──────── Material for this task ────────
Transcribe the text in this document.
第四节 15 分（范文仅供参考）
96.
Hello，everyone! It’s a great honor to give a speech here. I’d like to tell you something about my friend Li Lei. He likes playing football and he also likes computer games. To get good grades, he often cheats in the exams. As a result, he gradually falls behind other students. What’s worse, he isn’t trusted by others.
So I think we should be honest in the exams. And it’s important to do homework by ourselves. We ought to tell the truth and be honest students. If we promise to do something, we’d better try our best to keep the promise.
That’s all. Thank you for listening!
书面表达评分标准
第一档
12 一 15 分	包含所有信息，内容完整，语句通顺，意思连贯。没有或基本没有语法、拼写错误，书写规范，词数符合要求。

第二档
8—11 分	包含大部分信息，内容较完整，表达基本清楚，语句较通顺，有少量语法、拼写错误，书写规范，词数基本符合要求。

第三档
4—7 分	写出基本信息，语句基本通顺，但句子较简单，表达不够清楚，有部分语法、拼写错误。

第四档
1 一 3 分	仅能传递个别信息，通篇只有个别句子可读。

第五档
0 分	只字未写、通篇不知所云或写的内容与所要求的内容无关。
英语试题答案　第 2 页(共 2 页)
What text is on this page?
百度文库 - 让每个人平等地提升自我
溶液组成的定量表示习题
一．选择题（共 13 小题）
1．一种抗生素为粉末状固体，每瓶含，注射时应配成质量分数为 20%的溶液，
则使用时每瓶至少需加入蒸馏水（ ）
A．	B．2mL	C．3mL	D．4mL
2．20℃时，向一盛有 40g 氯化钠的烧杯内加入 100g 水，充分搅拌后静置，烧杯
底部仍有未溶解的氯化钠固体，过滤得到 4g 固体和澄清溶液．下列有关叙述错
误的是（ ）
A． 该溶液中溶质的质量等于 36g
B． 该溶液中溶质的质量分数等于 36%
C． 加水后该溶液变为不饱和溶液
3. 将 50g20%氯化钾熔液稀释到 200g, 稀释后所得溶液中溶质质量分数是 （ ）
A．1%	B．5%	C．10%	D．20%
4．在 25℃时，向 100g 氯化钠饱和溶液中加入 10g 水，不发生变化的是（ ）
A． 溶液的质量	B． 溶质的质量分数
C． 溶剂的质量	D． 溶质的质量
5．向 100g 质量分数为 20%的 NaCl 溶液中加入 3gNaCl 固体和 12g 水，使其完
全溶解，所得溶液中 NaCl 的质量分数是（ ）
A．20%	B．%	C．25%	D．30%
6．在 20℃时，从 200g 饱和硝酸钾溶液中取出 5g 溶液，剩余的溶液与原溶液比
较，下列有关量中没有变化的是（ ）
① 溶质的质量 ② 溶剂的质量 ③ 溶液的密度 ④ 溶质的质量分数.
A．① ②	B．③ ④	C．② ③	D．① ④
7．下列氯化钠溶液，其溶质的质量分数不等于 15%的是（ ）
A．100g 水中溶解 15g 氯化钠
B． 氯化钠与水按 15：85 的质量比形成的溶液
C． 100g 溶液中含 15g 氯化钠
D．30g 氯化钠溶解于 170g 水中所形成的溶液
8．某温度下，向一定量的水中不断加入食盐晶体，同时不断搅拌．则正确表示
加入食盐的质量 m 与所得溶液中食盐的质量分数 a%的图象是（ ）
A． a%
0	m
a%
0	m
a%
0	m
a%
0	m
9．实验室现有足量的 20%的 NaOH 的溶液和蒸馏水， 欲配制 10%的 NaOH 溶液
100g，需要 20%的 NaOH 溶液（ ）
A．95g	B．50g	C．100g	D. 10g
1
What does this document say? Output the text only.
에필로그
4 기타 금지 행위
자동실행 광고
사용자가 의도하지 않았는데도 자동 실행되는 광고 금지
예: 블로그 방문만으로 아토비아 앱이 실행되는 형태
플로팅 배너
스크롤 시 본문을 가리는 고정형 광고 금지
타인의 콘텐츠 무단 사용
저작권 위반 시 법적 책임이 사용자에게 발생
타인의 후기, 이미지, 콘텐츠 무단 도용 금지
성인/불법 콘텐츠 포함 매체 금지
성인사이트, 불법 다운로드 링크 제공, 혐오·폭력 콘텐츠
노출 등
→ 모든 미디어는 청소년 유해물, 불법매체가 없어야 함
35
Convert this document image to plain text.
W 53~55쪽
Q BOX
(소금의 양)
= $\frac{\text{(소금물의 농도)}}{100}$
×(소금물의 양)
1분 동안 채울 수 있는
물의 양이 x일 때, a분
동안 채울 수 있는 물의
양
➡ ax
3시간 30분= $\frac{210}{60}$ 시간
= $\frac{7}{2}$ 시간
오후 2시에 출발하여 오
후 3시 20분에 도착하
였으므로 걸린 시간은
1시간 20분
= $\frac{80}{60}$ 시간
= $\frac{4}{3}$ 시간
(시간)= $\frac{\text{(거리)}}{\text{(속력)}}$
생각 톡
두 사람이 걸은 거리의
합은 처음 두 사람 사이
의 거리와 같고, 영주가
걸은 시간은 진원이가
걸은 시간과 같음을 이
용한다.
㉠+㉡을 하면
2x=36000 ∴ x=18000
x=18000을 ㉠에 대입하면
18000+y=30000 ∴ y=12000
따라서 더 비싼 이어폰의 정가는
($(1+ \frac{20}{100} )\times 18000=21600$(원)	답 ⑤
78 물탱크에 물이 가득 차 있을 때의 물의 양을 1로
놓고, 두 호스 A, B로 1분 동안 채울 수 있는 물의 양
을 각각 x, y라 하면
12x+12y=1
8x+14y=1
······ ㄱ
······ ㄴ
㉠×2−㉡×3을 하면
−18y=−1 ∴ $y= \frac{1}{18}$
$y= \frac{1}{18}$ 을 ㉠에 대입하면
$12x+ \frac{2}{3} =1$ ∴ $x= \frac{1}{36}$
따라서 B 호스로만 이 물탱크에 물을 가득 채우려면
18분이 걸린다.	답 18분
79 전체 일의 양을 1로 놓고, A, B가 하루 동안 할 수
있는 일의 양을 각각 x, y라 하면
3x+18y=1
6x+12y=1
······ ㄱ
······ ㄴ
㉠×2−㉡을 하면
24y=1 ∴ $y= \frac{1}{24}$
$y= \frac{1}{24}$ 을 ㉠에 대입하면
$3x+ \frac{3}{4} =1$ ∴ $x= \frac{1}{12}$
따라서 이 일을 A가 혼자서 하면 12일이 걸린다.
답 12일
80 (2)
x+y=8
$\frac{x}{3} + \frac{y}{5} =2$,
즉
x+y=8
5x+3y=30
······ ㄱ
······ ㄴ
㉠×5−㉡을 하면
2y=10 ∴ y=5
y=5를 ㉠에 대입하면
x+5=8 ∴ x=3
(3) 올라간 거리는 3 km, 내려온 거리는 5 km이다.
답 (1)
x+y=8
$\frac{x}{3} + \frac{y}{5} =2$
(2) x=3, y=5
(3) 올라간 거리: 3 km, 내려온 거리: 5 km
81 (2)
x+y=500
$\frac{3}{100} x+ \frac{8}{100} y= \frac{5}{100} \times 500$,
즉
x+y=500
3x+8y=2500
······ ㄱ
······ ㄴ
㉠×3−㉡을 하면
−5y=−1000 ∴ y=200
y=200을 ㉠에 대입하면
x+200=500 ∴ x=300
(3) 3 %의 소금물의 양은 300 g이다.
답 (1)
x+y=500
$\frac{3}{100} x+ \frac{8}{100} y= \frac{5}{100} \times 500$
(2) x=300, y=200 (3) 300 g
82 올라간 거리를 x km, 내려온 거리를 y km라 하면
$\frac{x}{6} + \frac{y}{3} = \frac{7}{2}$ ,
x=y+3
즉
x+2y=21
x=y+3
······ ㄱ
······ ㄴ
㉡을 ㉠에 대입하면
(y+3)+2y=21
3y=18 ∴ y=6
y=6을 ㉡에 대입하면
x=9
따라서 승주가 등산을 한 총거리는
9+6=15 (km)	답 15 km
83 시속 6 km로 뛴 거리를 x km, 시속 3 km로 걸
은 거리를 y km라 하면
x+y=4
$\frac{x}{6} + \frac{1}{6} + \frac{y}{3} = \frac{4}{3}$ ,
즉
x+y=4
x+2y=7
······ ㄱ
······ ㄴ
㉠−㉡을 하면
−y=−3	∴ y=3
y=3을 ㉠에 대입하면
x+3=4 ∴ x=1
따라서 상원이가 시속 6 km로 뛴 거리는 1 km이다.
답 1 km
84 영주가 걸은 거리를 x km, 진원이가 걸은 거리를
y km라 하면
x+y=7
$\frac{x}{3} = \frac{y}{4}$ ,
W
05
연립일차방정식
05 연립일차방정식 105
────────
Within the listing above, work out how many lines contain the string "something", and reply with that number only.

2